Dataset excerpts

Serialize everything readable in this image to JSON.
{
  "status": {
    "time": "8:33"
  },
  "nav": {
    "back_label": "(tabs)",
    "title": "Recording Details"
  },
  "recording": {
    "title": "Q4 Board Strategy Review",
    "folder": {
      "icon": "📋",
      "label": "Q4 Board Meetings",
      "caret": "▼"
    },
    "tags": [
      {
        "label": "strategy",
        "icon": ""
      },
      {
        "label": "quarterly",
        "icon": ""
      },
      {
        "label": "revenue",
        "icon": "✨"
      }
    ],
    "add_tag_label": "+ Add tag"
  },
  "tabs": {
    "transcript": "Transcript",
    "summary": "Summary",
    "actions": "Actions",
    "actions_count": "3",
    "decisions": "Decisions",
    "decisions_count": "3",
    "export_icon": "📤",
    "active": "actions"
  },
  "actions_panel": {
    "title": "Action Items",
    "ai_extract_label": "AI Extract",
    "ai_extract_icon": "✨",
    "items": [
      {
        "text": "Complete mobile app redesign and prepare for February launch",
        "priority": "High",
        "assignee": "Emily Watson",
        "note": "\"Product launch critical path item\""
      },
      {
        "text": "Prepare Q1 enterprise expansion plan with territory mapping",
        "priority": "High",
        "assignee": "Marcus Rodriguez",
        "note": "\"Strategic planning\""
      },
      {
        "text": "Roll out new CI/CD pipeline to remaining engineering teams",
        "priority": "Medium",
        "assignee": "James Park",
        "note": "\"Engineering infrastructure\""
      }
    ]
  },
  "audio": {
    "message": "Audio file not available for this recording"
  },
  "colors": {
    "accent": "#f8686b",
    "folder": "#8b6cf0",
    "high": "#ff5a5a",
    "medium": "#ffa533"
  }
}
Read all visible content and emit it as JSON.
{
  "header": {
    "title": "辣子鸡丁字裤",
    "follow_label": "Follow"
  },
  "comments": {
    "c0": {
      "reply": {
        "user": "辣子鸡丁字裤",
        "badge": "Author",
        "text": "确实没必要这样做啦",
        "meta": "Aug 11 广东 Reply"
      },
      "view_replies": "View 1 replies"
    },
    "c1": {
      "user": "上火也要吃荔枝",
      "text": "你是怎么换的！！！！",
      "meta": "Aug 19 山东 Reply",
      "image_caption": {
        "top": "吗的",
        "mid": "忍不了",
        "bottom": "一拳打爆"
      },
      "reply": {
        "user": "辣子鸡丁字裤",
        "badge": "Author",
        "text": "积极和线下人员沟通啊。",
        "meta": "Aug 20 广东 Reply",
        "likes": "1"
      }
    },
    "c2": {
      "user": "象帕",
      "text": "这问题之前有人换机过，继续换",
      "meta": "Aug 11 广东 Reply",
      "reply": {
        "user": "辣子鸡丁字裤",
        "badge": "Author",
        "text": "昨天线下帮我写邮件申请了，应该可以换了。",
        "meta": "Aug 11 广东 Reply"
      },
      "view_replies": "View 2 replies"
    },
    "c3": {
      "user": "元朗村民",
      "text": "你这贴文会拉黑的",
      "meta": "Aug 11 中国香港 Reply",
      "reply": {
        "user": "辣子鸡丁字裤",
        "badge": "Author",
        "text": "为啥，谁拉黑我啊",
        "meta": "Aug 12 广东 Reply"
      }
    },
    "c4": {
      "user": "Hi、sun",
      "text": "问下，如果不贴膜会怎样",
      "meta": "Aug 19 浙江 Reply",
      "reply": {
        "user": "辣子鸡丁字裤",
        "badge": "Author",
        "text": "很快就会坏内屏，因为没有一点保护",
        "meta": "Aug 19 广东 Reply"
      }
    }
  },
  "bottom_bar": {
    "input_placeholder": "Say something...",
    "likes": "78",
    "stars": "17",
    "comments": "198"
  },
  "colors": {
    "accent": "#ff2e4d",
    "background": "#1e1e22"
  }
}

> Exercise details: Return every record above exactly as it appears.

> Complete answer:
Serialize everything readable in this image to JSON.
{
  "status": {
    "time": "8:33"
  },
  "nav": {
    "back_label": "(tabs)",
    "title": "Recording Details"
  },
  "recording": {
    "title": "Q4 Board Strategy Review",
    "folder": {
      "icon": "📋",
      "label": "Q4 Board Meetings",
      "caret": "▼"
    },
    "tags": [
      {
        "label": "strategy",
        "icon": ""
      },
      {
        "label": "quarterly",
        "icon": ""
      },
      {
        "label": "revenue",
        "icon": "✨"
      }
    ],
    "add_tag_label": "+ Add tag"
  },
  "tabs": {
    "transcript": "Transcript",
    "summary": "Summary",
    "actions": "Actions",
    "actions_count": "3",
    "decisions": "Decisions",
    "decisions_count": "3",
    "export_icon": "📤",
    "active": "actions"
  },
  "actions_panel": {
    "title": "Action Items",
    "ai_extract_label": "AI Extract",
    "ai_extract_icon": "✨",
    "items": [
      {
        "text": "Complete mobile app redesign and prepare for February launch",
        "priority": "High",
        "assignee": "Emily Watson",
        "note": "\"Product launch critical path item\""
      },
      {
        "text": "Prepare Q1 enterprise expansion plan with territory mapping",
        "priority": "High",
        "assignee": "Marcus Rodriguez",
        "note": "\"Strategic planning\""
      },
      {
        "text": "Roll out new CI/CD pipeline to remaining engineering teams",
        "priority": "Medium",
        "assignee": "James Park",
        "note": "\"Engineering infrastructure\""
      }
    ]
  },
  "audio": {
    "message": "Audio file not available for this recording"
  },
  "colors": {
    "accent": "#f8686b",
    "folder": "#8b6cf0",
    "high": "#ff5a5a",
    "medium": "#ffa533"
  }
}
Read all visible content and emit it as JSON.
{
  "header": {
    "title": "辣子鸡丁字裤",
    "follow_label": "Follow"
  },
  "comments": {
    "c0": {
      "reply": {
        "user": "辣子鸡丁字裤",
        "badge": "Author",
        "text": "确实没必要这样做啦",
        "meta": "Aug 11 广东 Reply"
      },
      "view_replies": "View 1 replies"
    },
    "c1": {
      "user": "上火也要吃荔枝",
      "text": "你是怎么换的！！！！",
      "meta": "Aug 19 山东 Reply",
      "image_caption": {
        "top": "吗的",
        "mid": "忍不了",
        "bottom": "一拳打爆"
      },
      "reply": {
        "user": "辣子鸡丁字裤",
        "badge": "Author",
        "text": "积极和线下人员沟通啊。",
        "meta": "Aug 20 广东 Reply",
        "likes": "1"
      }
    },
    "c2": {
      "user": "象帕",
      "text": "这问题之前有人换机过，继续换",
      "meta": "Aug 11 广东 Reply",
      "reply": {
        "user": "辣子鸡丁字裤",
        "badge": "Author",
        "text": "昨天线下帮我写邮件申请了，应该可以换了。",
        "meta": "Aug 11 广东 Reply"
      },
      "view_replies": "View 2 replies"
    },
    "c3": {
      "user": "元朗村民",
      "text": "你这贴文会拉黑的",
      "meta": "Aug 11 中国香港 Reply",
      "reply": {
        "user": "辣子鸡丁字裤",
        "badge": "Author",
        "text": "为啥，谁拉黑我啊",
        "meta": "Aug 12 广东 Reply"
      }
    },
    "c4": {
      "user": "Hi、sun",
      "text": "问下，如果不贴膜会怎样",
      "meta": "Aug 19 浙江 Reply",
      "reply": {
        "user": "辣子鸡丁字裤",
        "badge": "Author",
        "text": "很快就会坏内屏，因为没有一点保护",
        "meta": "Aug 19 广东 Reply"
      }
    }
  },
  "bottom_bar": {
    "input_placeholder": "Say something...",
    "likes": "78",
    "stars": "17",
    "comments": "198"
  },
  "colors": {
    "accent": "#ff2e4d",
    "background": "#1e1e22"
  }
}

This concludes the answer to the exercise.